● **GIVEN DATA**:
▬▬▬▬▬▬

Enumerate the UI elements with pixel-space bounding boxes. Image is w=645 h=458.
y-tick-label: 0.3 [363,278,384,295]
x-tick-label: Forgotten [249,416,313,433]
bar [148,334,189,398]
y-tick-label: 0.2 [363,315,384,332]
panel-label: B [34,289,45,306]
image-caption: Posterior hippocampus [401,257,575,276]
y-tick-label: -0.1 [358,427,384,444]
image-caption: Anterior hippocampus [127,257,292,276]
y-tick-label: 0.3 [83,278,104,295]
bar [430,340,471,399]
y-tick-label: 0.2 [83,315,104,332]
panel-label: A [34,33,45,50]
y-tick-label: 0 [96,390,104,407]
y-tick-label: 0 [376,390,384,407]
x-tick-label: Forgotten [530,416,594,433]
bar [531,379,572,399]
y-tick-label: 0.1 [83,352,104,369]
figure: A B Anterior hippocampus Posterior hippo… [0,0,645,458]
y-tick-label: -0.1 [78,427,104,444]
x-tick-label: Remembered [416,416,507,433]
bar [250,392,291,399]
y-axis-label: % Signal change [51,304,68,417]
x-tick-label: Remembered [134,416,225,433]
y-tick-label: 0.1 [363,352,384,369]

▬▬▬▬▬▬

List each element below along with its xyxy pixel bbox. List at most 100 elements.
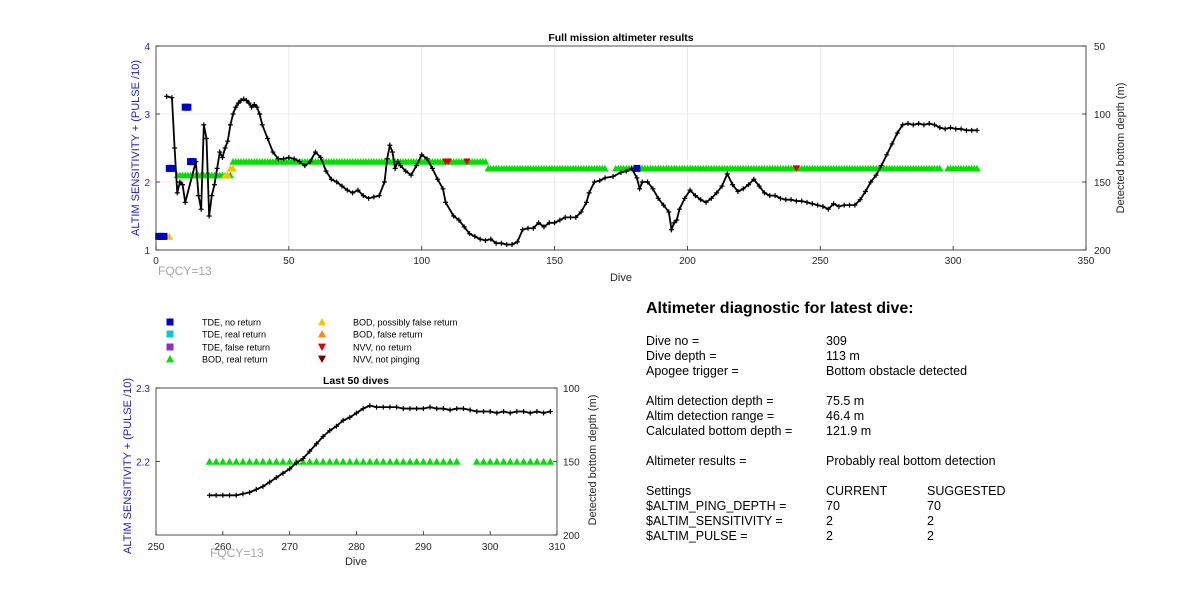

▬▬▬▬▬▬

Retype the stretch of records from the line containing "Enumerate the UI" through the line containing "x-tick-label: Remembered [134,416,225,433]".

● **COMPLETE RESPONSE**:
Enumerate the UI elements with pixel-space bounding boxes. Image is w=645 h=458.
y-tick-label: 0.3 [363,278,384,295]
x-tick-label: Forgotten [249,416,313,433]
bar [148,334,189,398]
y-tick-label: 0.2 [363,315,384,332]
panel-label: B [34,289,45,306]
image-caption: Posterior hippocampus [401,257,575,276]
y-tick-label: -0.1 [358,427,384,444]
image-caption: Anterior hippocampus [127,257,292,276]
y-tick-label: 0.3 [83,278,104,295]
bar [430,340,471,399]
y-tick-label: 0.2 [83,315,104,332]
panel-label: A [34,33,45,50]
y-tick-label: 0 [96,390,104,407]
y-tick-label: 0 [376,390,384,407]
x-tick-label: Forgotten [530,416,594,433]
bar [531,379,572,399]
y-tick-label: 0.1 [83,352,104,369]
figure: A B Anterior hippocampus Posterior hippo… [0,0,645,458]
y-tick-label: -0.1 [78,427,104,444]
x-tick-label: Remembered [416,416,507,433]
bar [250,392,291,399]
y-axis-label: % Signal change [51,304,68,417]
x-tick-label: Remembered [134,416,225,433]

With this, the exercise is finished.